* _Available records_
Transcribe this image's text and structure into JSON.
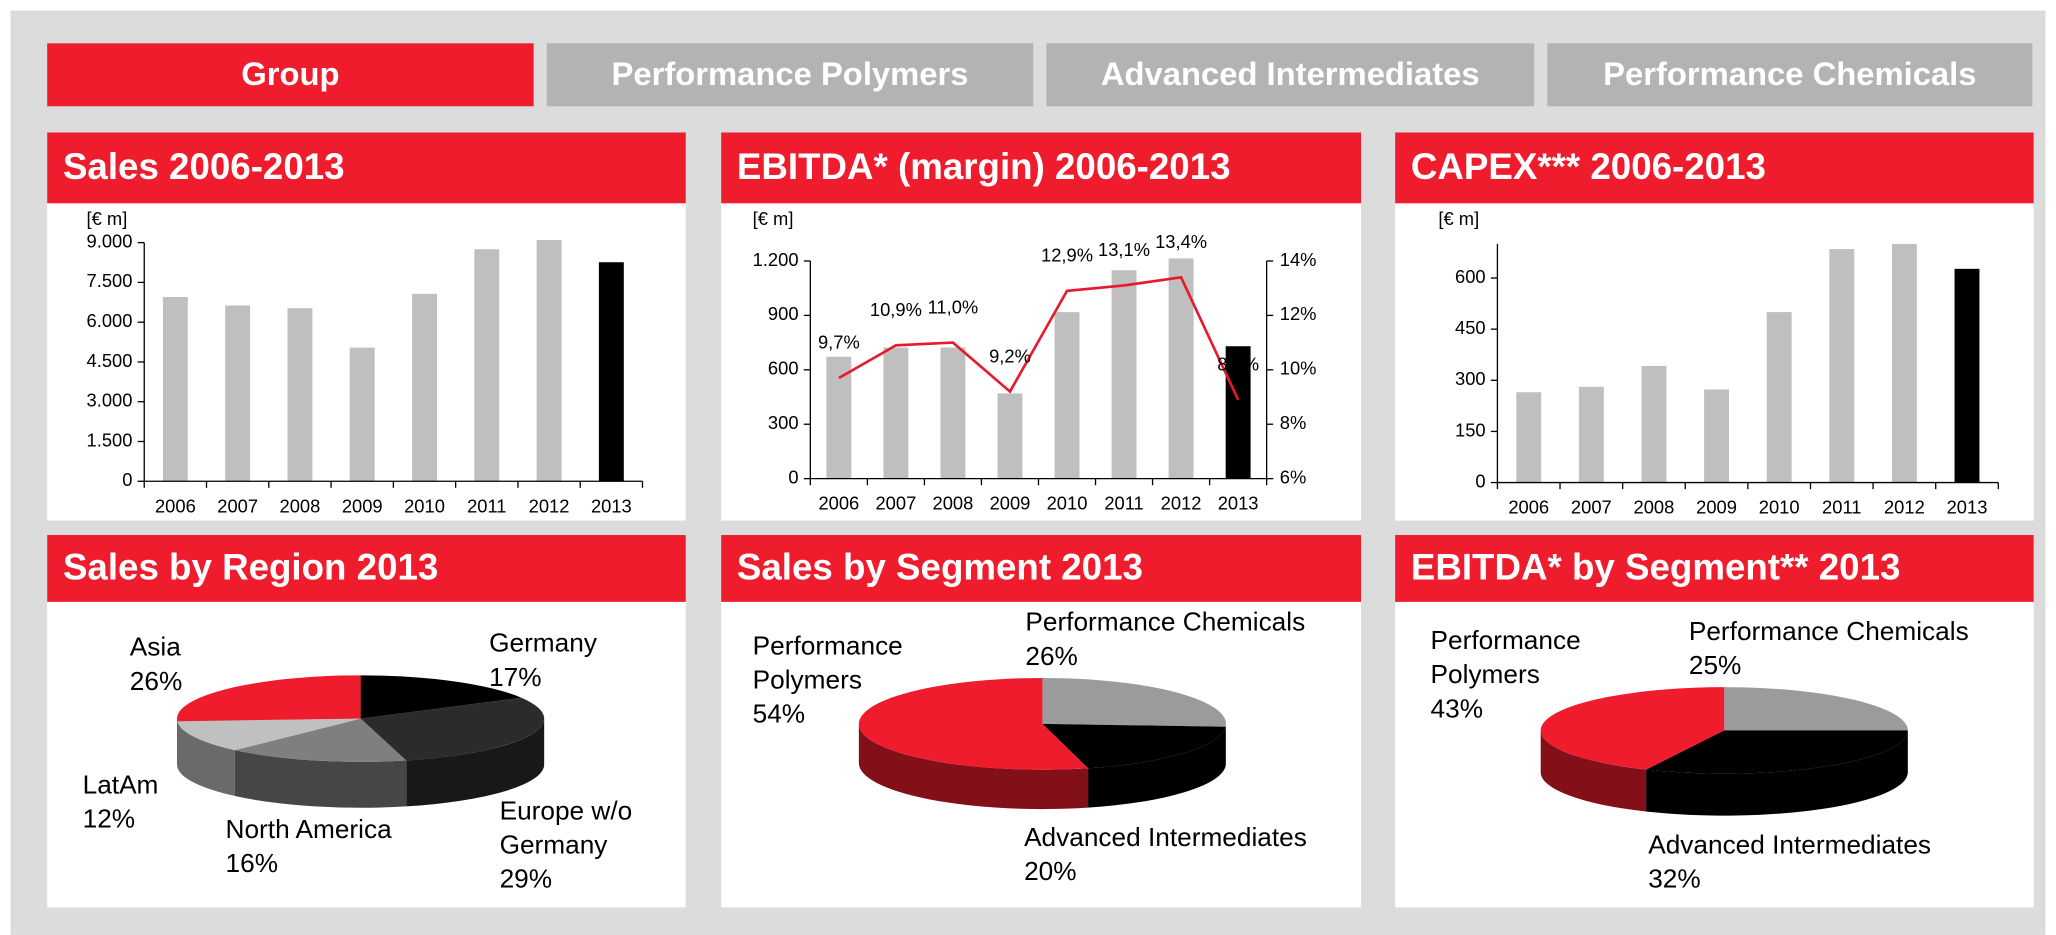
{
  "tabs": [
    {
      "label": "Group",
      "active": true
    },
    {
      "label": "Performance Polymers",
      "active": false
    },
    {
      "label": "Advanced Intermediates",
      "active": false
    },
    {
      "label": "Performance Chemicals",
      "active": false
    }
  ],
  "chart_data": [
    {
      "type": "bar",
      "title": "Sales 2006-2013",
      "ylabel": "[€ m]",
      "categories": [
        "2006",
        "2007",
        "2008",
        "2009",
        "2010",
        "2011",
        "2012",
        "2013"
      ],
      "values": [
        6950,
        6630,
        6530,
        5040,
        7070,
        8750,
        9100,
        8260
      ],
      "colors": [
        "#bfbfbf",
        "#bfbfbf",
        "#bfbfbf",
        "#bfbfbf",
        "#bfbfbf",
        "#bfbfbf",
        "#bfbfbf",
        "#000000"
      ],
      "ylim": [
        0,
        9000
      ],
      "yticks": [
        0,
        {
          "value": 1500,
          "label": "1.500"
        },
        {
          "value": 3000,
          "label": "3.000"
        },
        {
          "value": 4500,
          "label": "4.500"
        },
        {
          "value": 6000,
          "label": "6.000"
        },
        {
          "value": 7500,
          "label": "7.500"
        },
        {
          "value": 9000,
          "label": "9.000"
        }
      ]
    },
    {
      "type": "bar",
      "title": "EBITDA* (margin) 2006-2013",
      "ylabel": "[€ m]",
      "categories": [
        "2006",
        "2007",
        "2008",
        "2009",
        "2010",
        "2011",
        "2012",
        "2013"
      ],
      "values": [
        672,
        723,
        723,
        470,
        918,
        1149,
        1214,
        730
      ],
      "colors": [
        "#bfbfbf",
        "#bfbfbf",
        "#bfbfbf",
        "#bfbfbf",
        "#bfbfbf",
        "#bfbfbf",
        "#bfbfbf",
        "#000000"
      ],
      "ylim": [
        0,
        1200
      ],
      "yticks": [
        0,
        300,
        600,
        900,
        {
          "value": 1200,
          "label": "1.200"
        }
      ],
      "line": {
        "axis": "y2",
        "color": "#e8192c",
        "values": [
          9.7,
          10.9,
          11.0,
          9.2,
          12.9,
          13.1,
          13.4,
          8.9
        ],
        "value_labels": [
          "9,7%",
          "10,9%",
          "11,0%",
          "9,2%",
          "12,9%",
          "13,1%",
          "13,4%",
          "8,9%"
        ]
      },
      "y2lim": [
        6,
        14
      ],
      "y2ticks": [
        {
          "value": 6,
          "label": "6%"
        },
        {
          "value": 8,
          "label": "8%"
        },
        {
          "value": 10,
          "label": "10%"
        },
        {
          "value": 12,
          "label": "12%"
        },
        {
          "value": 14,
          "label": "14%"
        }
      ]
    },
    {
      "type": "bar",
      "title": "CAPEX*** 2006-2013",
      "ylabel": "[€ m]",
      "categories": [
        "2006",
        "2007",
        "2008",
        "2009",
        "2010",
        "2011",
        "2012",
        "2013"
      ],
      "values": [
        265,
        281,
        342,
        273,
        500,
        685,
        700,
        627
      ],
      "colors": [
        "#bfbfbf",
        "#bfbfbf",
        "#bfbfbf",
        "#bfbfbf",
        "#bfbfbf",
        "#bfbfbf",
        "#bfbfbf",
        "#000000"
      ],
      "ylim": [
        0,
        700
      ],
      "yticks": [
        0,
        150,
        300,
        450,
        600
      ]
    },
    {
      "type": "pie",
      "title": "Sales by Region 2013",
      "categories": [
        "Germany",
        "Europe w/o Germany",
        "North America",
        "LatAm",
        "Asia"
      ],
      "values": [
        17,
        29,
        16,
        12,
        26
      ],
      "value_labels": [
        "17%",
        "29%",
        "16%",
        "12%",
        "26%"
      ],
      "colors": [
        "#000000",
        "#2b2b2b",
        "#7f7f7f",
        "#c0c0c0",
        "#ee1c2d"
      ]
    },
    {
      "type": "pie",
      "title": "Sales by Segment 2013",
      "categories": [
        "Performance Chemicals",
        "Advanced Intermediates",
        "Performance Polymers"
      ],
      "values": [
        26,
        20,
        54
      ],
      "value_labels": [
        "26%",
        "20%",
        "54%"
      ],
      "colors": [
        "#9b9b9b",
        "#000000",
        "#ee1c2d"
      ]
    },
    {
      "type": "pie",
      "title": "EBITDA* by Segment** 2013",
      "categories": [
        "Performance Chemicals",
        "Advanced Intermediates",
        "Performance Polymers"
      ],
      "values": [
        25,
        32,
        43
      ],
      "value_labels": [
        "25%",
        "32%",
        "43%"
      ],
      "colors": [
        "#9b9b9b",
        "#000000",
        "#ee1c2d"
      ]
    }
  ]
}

* _Exercise goal_
Without the pictures, restate all the entries above exactly.

* _Exercise solution_
Transcribe this image's text and structure into JSON.
{
  "tabs": [
    {
      "label": "Group",
      "active": true
    },
    {
      "label": "Performance Polymers",
      "active": false
    },
    {
      "label": "Advanced Intermediates",
      "active": false
    },
    {
      "label": "Performance Chemicals",
      "active": false
    }
  ],
  "chart_data": [
    {
      "type": "bar",
      "title": "Sales 2006-2013",
      "ylabel": "[€ m]",
      "categories": [
        "2006",
        "2007",
        "2008",
        "2009",
        "2010",
        "2011",
        "2012",
        "2013"
      ],
      "values": [
        6950,
        6630,
        6530,
        5040,
        7070,
        8750,
        9100,
        8260
      ],
      "colors": [
        "#bfbfbf",
        "#bfbfbf",
        "#bfbfbf",
        "#bfbfbf",
        "#bfbfbf",
        "#bfbfbf",
        "#bfbfbf",
        "#000000"
      ],
      "ylim": [
        0,
        9000
      ],
      "yticks": [
        0,
        {
          "value": 1500,
          "label": "1.500"
        },
        {
          "value": 3000,
          "label": "3.000"
        },
        {
          "value": 4500,
          "label": "4.500"
        },
        {
          "value": 6000,
          "label": "6.000"
        },
        {
          "value": 7500,
          "label": "7.500"
        },
        {
          "value": 9000,
          "label": "9.000"
        }
      ]
    },
    {
      "type": "bar",
      "title": "EBITDA* (margin) 2006-2013",
      "ylabel": "[€ m]",
      "categories": [
        "2006",
        "2007",
        "2008",
        "2009",
        "2010",
        "2011",
        "2012",
        "2013"
      ],
      "values": [
        672,
        723,
        723,
        470,
        918,
        1149,
        1214,
        730
      ],
      "colors": [
        "#bfbfbf",
        "#bfbfbf",
        "#bfbfbf",
        "#bfbfbf",
        "#bfbfbf",
        "#bfbfbf",
        "#bfbfbf",
        "#000000"
      ],
      "ylim": [
        0,
        1200
      ],
      "yticks": [
        0,
        300,
        600,
        900,
        {
          "value": 1200,
          "label": "1.200"
        }
      ],
      "line": {
        "axis": "y2",
        "color": "#e8192c",
        "values": [
          9.7,
          10.9,
          11.0,
          9.2,
          12.9,
          13.1,
          13.4,
          8.9
        ],
        "value_labels": [
          "9,7%",
          "10,9%",
          "11,0%",
          "9,2%",
          "12,9%",
          "13,1%",
          "13,4%",
          "8,9%"
        ]
      },
      "y2lim": [
        6,
        14
      ],
      "y2ticks": [
        {
          "value": 6,
          "label": "6%"
        },
        {
          "value": 8,
          "label": "8%"
        },
        {
          "value": 10,
          "label": "10%"
        },
        {
          "value": 12,
          "label": "12%"
        },
        {
          "value": 14,
          "label": "14%"
        }
      ]
    },
    {
      "type": "bar",
      "title": "CAPEX*** 2006-2013",
      "ylabel": "[€ m]",
      "categories": [
        "2006",
        "2007",
        "2008",
        "2009",
        "2010",
        "2011",
        "2012",
        "2013"
      ],
      "values": [
        265,
        281,
        342,
        273,
        500,
        685,
        700,
        627
      ],
      "colors": [
        "#bfbfbf",
        "#bfbfbf",
        "#bfbfbf",
        "#bfbfbf",
        "#bfbfbf",
        "#bfbfbf",
        "#bfbfbf",
        "#000000"
      ],
      "ylim": [
        0,
        700
      ],
      "yticks": [
        0,
        150,
        300,
        450,
        600
      ]
    },
    {
      "type": "pie",
      "title": "Sales by Region 2013",
      "categories": [
        "Germany",
        "Europe w/o Germany",
        "North America",
        "LatAm",
        "Asia"
      ],
      "values": [
        17,
        29,
        16,
        12,
        26
      ],
      "value_labels": [
        "17%",
        "29%",
        "16%",
        "12%",
        "26%"
      ],
      "colors": [
        "#000000",
        "#2b2b2b",
        "#7f7f7f",
        "#c0c0c0",
        "#ee1c2d"
      ]
    },
    {
      "type": "pie",
      "title": "Sales by Segment 2013",
      "categories": [
        "Performance Chemicals",
        "Advanced Intermediates",
        "Performance Polymers"
      ],
      "values": [
        26,
        20,
        54
      ],
      "value_labels": [
        "26%",
        "20%",
        "54%"
      ],
      "colors": [
        "#9b9b9b",
        "#000000",
        "#ee1c2d"
      ]
    },
    {
      "type": "pie",
      "title": "EBITDA* by Segment** 2013",
      "categories": [
        "Performance Chemicals",
        "Advanced Intermediates",
        "Performance Polymers"
      ],
      "values": [
        25,
        32,
        43
      ],
      "value_labels": [
        "25%",
        "32%",
        "43%"
      ],
      "colors": [
        "#9b9b9b",
        "#000000",
        "#ee1c2d"
      ]
    }
  ]
}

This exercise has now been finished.